::: Exercise input

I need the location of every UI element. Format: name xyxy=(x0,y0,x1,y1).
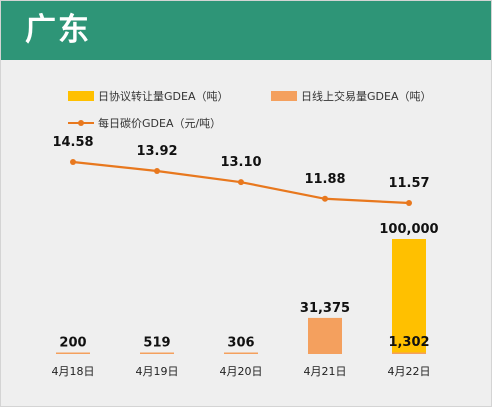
legend-label-1: 日协议转让量GDEA（吨） xyxy=(98,89,228,103)
data-label-price: 11.57 xyxy=(388,176,429,191)
price-point xyxy=(154,167,160,174)
data-label-price: 14.58 xyxy=(52,135,93,150)
data-label-price: 11.88 xyxy=(304,172,345,187)
x-tick-label: 4月19日 xyxy=(136,365,179,378)
price-point xyxy=(70,159,76,165)
x-tick-label: 4月22日 xyxy=(388,365,431,378)
header-bar: 广东 xyxy=(1,1,491,60)
x-tick-label: 4月20日 xyxy=(220,365,263,378)
legend-label-2: 日线上交易量GDEA（吨） xyxy=(301,89,431,103)
bar-online xyxy=(392,352,426,354)
data-label-price: 13.10 xyxy=(220,155,261,170)
data-label-online: 519 xyxy=(143,336,170,351)
legend-label-3: 每日碳价GDEA（元/吨） xyxy=(98,116,221,130)
legend-marker-3 xyxy=(78,120,84,126)
data-label-online: 306 xyxy=(227,336,254,351)
page-title: 广东 xyxy=(25,12,91,48)
data-label-agreement: 100,000 xyxy=(379,222,438,237)
data-label-price: 13.92 xyxy=(136,144,177,159)
price-point xyxy=(406,200,412,206)
price-point xyxy=(322,195,328,202)
bar-online xyxy=(308,317,342,354)
bar-online xyxy=(140,352,174,354)
x-tick-label: 4月21日 xyxy=(304,365,347,378)
data-label-online: 31,375 xyxy=(300,301,350,316)
data-label-online: 200 xyxy=(59,336,86,351)
data-label-online: 1,302 xyxy=(388,335,429,350)
legend-swatch-1 xyxy=(68,91,94,101)
bar-online xyxy=(224,352,258,354)
bar-online xyxy=(56,352,90,354)
price-point xyxy=(238,179,244,186)
legend-swatch-2 xyxy=(271,91,297,101)
bar-agreement xyxy=(392,239,426,354)
x-tick-label: 4月18日 xyxy=(52,365,95,378)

::::::

■ **Given request**
Please rewrite the material from the line with "legend-label-1: 日协议转让量GDEA（吨） xyxy=(98,89,228,103)" up to and including the line with "bar-online xyxy=(224,352,258,354)" as a Markdown table with the columns Row and Line, numbering each row and leaving out any blank lines.

■ **Finished task**
| Row | Line |
|---|---|
| 1 | legend-label-1: 日协议转让量GDEA（吨） xyxy=(98,89,228,103) |
| 2 | data-label-price: 11.57 xyxy=(388,176,429,191) |
| 3 | price-point xyxy=(154,167,160,174) |
| 4 | data-label-price: 14.58 xyxy=(52,135,93,150) |
| 5 | data-label-price: 11.88 xyxy=(304,172,345,187) |
| 6 | x-tick-label: 4月19日 xyxy=(136,365,179,378) |
| 7 | price-point xyxy=(70,159,76,165) |
| 8 | x-tick-label: 4月22日 xyxy=(388,365,431,378) |
| 9 | header-bar: 广东 xyxy=(1,1,491,60) |
| 10 | x-tick-label: 4月20日 xyxy=(220,365,263,378) |
| 11 | legend-label-2: 日线上交易量GDEA（吨） xyxy=(301,89,431,103) |
| 12 | bar-online xyxy=(392,352,426,354) |
| 13 | data-label-price: 13.10 xyxy=(220,155,261,170) |
| 14 | data-label-online: 519 xyxy=(143,336,170,351) |
| 15 | legend-label-3: 每日碳价GDEA（元/吨） xyxy=(98,116,221,130) |
| 16 | legend-marker-3 xyxy=(78,120,84,126) |
| 17 | data-label-online: 306 xyxy=(227,336,254,351) |
| 18 | page-title: 广东 xyxy=(25,12,91,48) |
| 19 | data-label-agreement: 100,000 xyxy=(379,222,438,237) |
| 20 | data-label-price: 13.92 xyxy=(136,144,177,159) |
| 21 | price-point xyxy=(406,200,412,206) |
| 22 | price-point xyxy=(322,195,328,202) |
| 23 | bar-online xyxy=(308,317,342,354) |
| 24 | bar-online xyxy=(140,352,174,354) |
| 25 | x-tick-label: 4月21日 xyxy=(304,365,347,378) |
| 26 | data-label-online: 31,375 xyxy=(300,301,350,316) |
| 27 | data-label-online: 200 xyxy=(59,336,86,351) |
| 28 | data-label-online: 1,302 xyxy=(388,335,429,350) |
| 29 | legend-swatch-1 xyxy=(68,91,94,101) |
| 30 | bar-online xyxy=(224,352,258,354) |